* **GIVEN TASK**
Make an exact copy of the entries below with the pictures removed.

[Start of THE DATA]

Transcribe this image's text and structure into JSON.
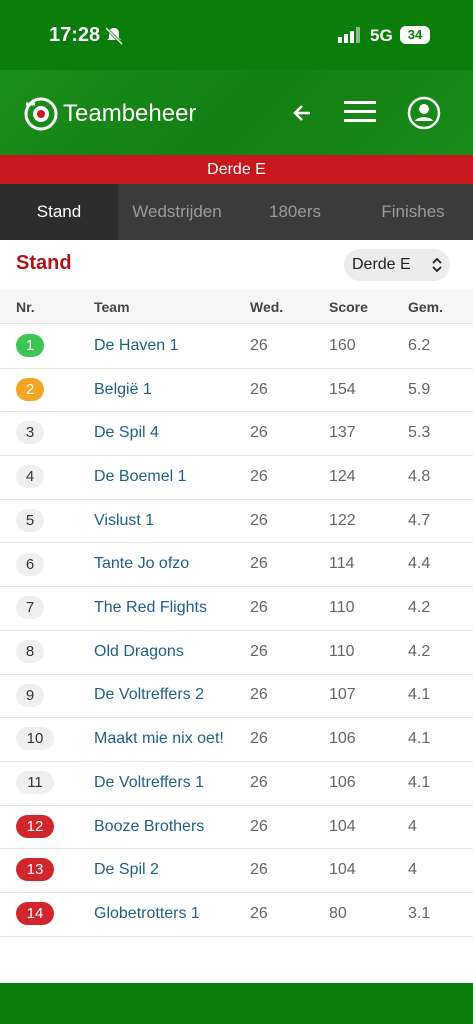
{
  "status_bar": {
    "time": "17:28",
    "network": "5G",
    "battery": "34"
  },
  "header": {
    "app_name": "Teambeheer"
  },
  "banner": "Derde E",
  "tabs": [
    "Stand",
    "Wedstrijden",
    "180ers",
    "Finishes"
  ],
  "section": {
    "title": "Stand",
    "selector": "Derde E"
  },
  "table": {
    "columns": [
      "Nr.",
      "Team",
      "Wed.",
      "Score",
      "Gem."
    ],
    "rows": [
      [
        1,
        "De Haven 1",
        26,
        160,
        6.2
      ],
      [
        2,
        "België 1",
        26,
        154,
        5.9
      ],
      [
        3,
        "De Spil 4",
        26,
        137,
        5.3
      ],
      [
        4,
        "De Boemel 1",
        26,
        124,
        4.8
      ],
      [
        5,
        "Vislust 1",
        26,
        122,
        4.7
      ],
      [
        6,
        "Tante Jo ofzo",
        26,
        114,
        4.4
      ],
      [
        7,
        "The Red Flights",
        26,
        110,
        4.2
      ],
      [
        8,
        "Old Dragons",
        26,
        110,
        4.2
      ],
      [
        9,
        "De Voltreffers 2",
        26,
        107,
        4.1
      ],
      [
        10,
        "Maakt mie nix oet!",
        26,
        106,
        4.1
      ],
      [
        11,
        "De Voltreffers 1",
        26,
        106,
        4.1
      ],
      [
        12,
        "Booze Brothers",
        26,
        104,
        4
      ],
      [
        13,
        "De Spil 2",
        26,
        104,
        4
      ],
      [
        14,
        "Globetrotters 1",
        26,
        80,
        3.1
      ]
    ]
  }
}
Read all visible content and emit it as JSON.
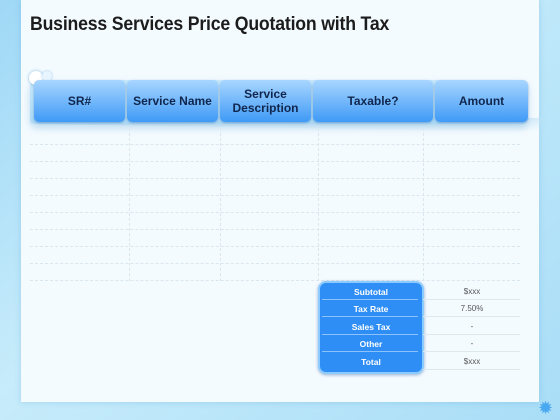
{
  "title": "Business Services Price Quotation with Tax",
  "columns": [
    {
      "label": "SR#"
    },
    {
      "label": "Service Name"
    },
    {
      "label": "Service\nDescription"
    },
    {
      "label": "Taxable?"
    },
    {
      "label": "Amount"
    }
  ],
  "summary": [
    {
      "label": "Subtotal",
      "value": "$xxx"
    },
    {
      "label": "Tax Rate",
      "value": "7.50%"
    },
    {
      "label": "Sales Tax",
      "value": "-"
    },
    {
      "label": "Other",
      "value": "-"
    },
    {
      "label": "Total",
      "value": "$xxx"
    }
  ],
  "colors": {
    "accent": "#3f9af6",
    "accent_light": "#a8d6ff",
    "summary_bg": "#2f8ef5",
    "background": "#a9ddf7"
  }
}
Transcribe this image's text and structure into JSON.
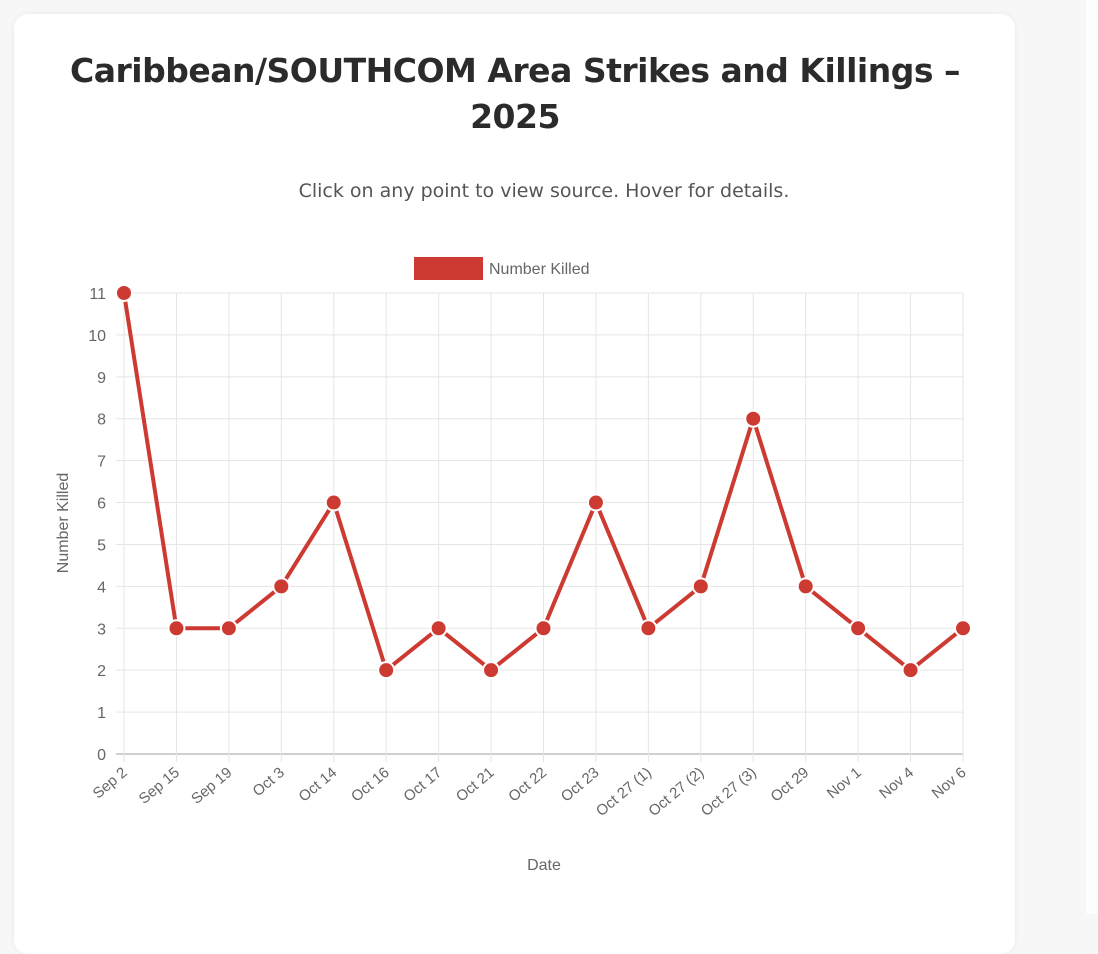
{
  "page": {
    "title": "Caribbean/SOUTHCOM Area Strikes and Killings – 2025",
    "subtitle": "Click on any point to view source. Hover for details."
  },
  "chart_data": {
    "type": "line",
    "xlabel": "Date",
    "ylabel": "Number Killed",
    "ylim": [
      0,
      11
    ],
    "yticks": [
      0,
      1,
      2,
      3,
      4,
      5,
      6,
      7,
      8,
      9,
      10,
      11
    ],
    "grid": true,
    "legend": "top-center",
    "color": "#cc3a32",
    "categories": [
      "Sep 2",
      "Sep 15",
      "Sep 19",
      "Oct 3",
      "Oct 14",
      "Oct 16",
      "Oct 17",
      "Oct 21",
      "Oct 22",
      "Oct 23",
      "Oct 27 (1)",
      "Oct 27 (2)",
      "Oct 27 (3)",
      "Oct 29",
      "Nov 1",
      "Nov 4",
      "Nov 6"
    ],
    "series": [
      {
        "name": "Number Killed",
        "values": [
          11,
          3,
          3,
          4,
          6,
          2,
          3,
          2,
          3,
          6,
          3,
          4,
          8,
          4,
          3,
          2,
          3
        ]
      }
    ]
  }
}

[End of THE DATA]

* **ANSWER TO THE TASK**
Transcribe this image's text and structure into JSON.
{
  "status_bar": {
    "time": "17:28",
    "network": "5G",
    "battery": "34"
  },
  "header": {
    "app_name": "Teambeheer"
  },
  "banner": "Derde E",
  "tabs": [
    "Stand",
    "Wedstrijden",
    "180ers",
    "Finishes"
  ],
  "section": {
    "title": "Stand",
    "selector": "Derde E"
  },
  "table": {
    "columns": [
      "Nr.",
      "Team",
      "Wed.",
      "Score",
      "Gem."
    ],
    "rows": [
      [
        1,
        "De Haven 1",
        26,
        160,
        6.2
      ],
      [
        2,
        "België 1",
        26,
        154,
        5.9
      ],
      [
        3,
        "De Spil 4",
        26,
        137,
        5.3
      ],
      [
        4,
        "De Boemel 1",
        26,
        124,
        4.8
      ],
      [
        5,
        "Vislust 1",
        26,
        122,
        4.7
      ],
      [
        6,
        "Tante Jo ofzo",
        26,
        114,
        4.4
      ],
      [
        7,
        "The Red Flights",
        26,
        110,
        4.2
      ],
      [
        8,
        "Old Dragons",
        26,
        110,
        4.2
      ],
      [
        9,
        "De Voltreffers 2",
        26,
        107,
        4.1
      ],
      [
        10,
        "Maakt mie nix oet!",
        26,
        106,
        4.1
      ],
      [
        11,
        "De Voltreffers 1",
        26,
        106,
        4.1
      ],
      [
        12,
        "Booze Brothers",
        26,
        104,
        4
      ],
      [
        13,
        "De Spil 2",
        26,
        104,
        4
      ],
      [
        14,
        "Globetrotters 1",
        26,
        80,
        3.1
      ]
    ]
  }
}
Read all visible content and emit it as JSON.
{
  "title": "Business Services Price Quotation with Tax",
  "columns": [
    {
      "label": "SR#"
    },
    {
      "label": "Service Name"
    },
    {
      "label": "Service\nDescription"
    },
    {
      "label": "Taxable?"
    },
    {
      "label": "Amount"
    }
  ],
  "summary": [
    {
      "label": "Subtotal",
      "value": "$xxx"
    },
    {
      "label": "Tax Rate",
      "value": "7.50%"
    },
    {
      "label": "Sales Tax",
      "value": "-"
    },
    {
      "label": "Other",
      "value": "-"
    },
    {
      "label": "Total",
      "value": "$xxx"
    }
  ],
  "colors": {
    "accent": "#3f9af6",
    "accent_light": "#a8d6ff",
    "summary_bg": "#2f8ef5",
    "background": "#a9ddf7"
  }
}
Transcribe this image's text and structure into JSON.
{
  "page": {
    "title": "Caribbean/SOUTHCOM Area Strikes and Killings – 2025",
    "subtitle": "Click on any point to view source. Hover for details."
  },
  "chart_data": {
    "type": "line",
    "xlabel": "Date",
    "ylabel": "Number Killed",
    "ylim": [
      0,
      11
    ],
    "yticks": [
      0,
      1,
      2,
      3,
      4,
      5,
      6,
      7,
      8,
      9,
      10,
      11
    ],
    "grid": true,
    "legend": "top-center",
    "color": "#cc3a32",
    "categories": [
      "Sep 2",
      "Sep 15",
      "Sep 19",
      "Oct 3",
      "Oct 14",
      "Oct 16",
      "Oct 17",
      "Oct 21",
      "Oct 22",
      "Oct 23",
      "Oct 27 (1)",
      "Oct 27 (2)",
      "Oct 27 (3)",
      "Oct 29",
      "Nov 1",
      "Nov 4",
      "Nov 6"
    ],
    "series": [
      {
        "name": "Number Killed",
        "values": [
          11,
          3,
          3,
          4,
          6,
          2,
          3,
          2,
          3,
          6,
          3,
          4,
          8,
          4,
          3,
          2,
          3
        ]
      }
    ]
  }
}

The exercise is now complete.